▶ TASK DETAILS
Filter the entries that follow, copying every line in which the word "JSON" appears.
==== TASK MATERIAL
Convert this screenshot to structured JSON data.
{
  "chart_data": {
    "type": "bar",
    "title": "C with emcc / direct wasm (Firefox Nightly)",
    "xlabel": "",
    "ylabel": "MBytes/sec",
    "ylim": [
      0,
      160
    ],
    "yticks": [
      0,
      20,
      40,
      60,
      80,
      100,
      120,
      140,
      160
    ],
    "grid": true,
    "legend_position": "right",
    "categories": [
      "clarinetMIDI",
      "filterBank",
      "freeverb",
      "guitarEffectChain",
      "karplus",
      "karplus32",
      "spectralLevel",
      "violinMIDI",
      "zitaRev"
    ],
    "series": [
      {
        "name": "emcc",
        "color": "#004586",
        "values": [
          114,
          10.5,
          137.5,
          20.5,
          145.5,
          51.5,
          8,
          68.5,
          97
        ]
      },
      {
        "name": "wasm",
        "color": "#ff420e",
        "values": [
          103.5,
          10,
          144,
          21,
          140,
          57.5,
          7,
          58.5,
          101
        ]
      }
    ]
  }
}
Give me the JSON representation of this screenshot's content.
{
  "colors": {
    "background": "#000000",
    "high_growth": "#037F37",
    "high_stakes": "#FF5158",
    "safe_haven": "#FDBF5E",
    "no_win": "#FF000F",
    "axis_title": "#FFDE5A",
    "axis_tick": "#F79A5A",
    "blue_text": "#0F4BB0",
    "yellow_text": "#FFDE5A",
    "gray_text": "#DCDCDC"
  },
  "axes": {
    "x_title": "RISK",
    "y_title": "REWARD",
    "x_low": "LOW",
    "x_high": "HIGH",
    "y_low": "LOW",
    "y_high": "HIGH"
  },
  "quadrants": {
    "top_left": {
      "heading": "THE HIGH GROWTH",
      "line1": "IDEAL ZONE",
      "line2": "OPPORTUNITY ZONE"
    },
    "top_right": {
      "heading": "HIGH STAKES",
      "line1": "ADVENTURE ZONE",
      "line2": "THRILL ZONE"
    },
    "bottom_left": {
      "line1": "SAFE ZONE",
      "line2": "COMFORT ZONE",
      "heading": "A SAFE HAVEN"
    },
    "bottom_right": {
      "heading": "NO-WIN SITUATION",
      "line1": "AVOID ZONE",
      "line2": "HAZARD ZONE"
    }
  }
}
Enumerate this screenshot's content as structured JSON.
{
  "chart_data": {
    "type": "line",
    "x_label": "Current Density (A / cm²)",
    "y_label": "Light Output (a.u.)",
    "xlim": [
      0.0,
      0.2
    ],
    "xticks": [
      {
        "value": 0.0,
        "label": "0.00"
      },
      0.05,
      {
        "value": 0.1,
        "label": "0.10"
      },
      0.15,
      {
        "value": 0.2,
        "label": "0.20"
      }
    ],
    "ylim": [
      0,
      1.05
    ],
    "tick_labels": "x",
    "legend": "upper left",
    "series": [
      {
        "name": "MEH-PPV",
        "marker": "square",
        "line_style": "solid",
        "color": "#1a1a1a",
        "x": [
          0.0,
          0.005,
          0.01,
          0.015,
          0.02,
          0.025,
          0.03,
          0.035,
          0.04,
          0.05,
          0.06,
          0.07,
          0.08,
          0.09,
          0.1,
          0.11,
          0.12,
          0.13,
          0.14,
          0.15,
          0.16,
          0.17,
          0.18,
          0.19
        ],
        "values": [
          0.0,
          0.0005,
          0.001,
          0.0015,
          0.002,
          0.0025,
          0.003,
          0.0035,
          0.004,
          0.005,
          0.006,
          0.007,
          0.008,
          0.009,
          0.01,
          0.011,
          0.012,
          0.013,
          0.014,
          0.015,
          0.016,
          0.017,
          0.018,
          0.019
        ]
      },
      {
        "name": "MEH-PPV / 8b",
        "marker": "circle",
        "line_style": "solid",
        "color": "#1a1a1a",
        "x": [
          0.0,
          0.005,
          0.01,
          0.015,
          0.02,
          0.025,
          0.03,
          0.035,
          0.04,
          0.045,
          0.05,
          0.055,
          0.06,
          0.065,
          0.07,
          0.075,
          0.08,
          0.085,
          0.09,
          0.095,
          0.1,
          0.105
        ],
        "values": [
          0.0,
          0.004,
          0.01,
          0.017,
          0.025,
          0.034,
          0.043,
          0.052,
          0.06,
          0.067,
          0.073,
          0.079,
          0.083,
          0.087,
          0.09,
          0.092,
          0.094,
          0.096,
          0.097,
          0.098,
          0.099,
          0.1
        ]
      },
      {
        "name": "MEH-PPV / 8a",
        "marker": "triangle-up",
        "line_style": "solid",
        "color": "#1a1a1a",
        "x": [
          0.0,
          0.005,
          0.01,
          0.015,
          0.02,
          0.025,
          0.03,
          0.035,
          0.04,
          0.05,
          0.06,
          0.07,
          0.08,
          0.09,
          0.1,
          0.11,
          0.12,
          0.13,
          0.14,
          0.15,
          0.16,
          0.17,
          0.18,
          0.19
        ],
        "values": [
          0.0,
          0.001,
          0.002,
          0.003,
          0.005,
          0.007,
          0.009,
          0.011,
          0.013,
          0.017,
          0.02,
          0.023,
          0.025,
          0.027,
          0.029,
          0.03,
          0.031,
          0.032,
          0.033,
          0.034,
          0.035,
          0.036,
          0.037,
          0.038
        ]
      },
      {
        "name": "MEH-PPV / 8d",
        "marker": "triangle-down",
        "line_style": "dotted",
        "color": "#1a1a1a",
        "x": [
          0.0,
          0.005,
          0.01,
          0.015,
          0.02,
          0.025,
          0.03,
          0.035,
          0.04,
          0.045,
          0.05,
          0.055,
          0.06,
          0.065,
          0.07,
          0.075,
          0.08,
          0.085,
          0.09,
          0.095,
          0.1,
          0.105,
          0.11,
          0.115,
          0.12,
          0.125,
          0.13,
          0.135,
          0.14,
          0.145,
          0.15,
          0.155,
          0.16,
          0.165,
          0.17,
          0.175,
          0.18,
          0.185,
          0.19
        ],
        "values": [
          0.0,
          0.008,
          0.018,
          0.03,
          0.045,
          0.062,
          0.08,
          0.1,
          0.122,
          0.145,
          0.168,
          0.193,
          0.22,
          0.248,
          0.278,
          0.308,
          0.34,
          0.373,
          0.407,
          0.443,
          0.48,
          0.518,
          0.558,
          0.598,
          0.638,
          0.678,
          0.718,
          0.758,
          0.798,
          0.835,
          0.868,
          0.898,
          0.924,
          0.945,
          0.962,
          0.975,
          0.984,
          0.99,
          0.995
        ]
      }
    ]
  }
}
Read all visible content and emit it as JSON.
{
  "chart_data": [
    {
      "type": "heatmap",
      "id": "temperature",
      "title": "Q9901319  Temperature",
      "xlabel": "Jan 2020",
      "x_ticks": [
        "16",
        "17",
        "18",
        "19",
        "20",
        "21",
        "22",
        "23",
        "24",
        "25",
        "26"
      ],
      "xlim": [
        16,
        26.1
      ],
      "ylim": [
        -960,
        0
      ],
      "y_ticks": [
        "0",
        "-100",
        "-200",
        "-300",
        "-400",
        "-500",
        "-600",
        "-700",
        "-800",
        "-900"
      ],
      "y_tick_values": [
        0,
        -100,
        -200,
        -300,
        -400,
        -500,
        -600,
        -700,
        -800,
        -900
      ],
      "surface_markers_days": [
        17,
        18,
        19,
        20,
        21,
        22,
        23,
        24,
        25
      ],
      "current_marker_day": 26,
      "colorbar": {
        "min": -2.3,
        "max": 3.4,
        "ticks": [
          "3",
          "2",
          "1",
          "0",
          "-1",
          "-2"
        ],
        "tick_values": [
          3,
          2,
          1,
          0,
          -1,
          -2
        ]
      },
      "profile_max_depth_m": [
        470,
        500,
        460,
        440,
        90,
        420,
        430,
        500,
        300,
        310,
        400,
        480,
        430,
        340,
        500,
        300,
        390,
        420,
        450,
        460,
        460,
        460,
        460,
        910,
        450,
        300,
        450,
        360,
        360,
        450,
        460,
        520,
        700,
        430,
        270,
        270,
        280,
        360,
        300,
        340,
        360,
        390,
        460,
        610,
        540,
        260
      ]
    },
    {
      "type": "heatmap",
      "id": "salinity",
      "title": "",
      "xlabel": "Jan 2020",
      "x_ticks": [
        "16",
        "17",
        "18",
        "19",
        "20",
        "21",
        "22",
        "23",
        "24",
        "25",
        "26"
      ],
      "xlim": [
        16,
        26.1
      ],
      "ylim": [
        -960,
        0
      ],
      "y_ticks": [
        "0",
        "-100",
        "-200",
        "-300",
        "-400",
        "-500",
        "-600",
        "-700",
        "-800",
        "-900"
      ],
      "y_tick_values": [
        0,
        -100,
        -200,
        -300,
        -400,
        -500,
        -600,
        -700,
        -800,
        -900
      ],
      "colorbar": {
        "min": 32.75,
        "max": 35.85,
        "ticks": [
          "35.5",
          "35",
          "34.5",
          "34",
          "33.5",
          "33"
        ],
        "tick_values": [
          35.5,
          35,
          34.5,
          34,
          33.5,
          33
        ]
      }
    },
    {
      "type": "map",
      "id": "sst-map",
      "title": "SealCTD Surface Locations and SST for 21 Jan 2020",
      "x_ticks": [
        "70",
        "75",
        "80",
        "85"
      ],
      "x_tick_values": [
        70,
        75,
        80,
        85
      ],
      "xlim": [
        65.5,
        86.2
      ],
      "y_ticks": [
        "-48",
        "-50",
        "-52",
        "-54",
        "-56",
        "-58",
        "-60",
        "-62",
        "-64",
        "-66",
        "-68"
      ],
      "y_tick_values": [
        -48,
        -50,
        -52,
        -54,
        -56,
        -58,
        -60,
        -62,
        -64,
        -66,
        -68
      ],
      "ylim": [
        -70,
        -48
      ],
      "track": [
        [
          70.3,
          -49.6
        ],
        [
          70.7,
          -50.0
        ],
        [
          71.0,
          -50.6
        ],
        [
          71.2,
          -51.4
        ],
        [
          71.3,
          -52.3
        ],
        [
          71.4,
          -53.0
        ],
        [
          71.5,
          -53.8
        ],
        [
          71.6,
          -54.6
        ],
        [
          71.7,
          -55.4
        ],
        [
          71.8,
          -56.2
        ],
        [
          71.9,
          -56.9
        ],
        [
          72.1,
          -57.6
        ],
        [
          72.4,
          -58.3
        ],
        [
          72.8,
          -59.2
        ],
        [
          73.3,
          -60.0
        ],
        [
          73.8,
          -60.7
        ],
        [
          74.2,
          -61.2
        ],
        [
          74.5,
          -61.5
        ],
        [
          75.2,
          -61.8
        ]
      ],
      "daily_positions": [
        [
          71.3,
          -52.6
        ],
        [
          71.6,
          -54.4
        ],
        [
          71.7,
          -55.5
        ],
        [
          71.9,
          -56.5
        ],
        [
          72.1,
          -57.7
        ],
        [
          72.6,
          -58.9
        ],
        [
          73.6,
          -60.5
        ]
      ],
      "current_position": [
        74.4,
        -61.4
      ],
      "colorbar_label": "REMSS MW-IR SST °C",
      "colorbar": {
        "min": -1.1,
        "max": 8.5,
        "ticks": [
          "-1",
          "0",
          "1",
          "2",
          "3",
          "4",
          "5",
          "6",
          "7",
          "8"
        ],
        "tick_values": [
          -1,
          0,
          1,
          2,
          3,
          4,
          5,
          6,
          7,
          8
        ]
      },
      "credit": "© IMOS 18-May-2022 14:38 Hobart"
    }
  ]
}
========
▶ EXERCISE RESULT
Convert this screenshot to structured JSON data.
Give me the JSON representation of this screenshot's content.
Enumerate this screenshot's content as structured JSON.
Read all visible content and emit it as JSON.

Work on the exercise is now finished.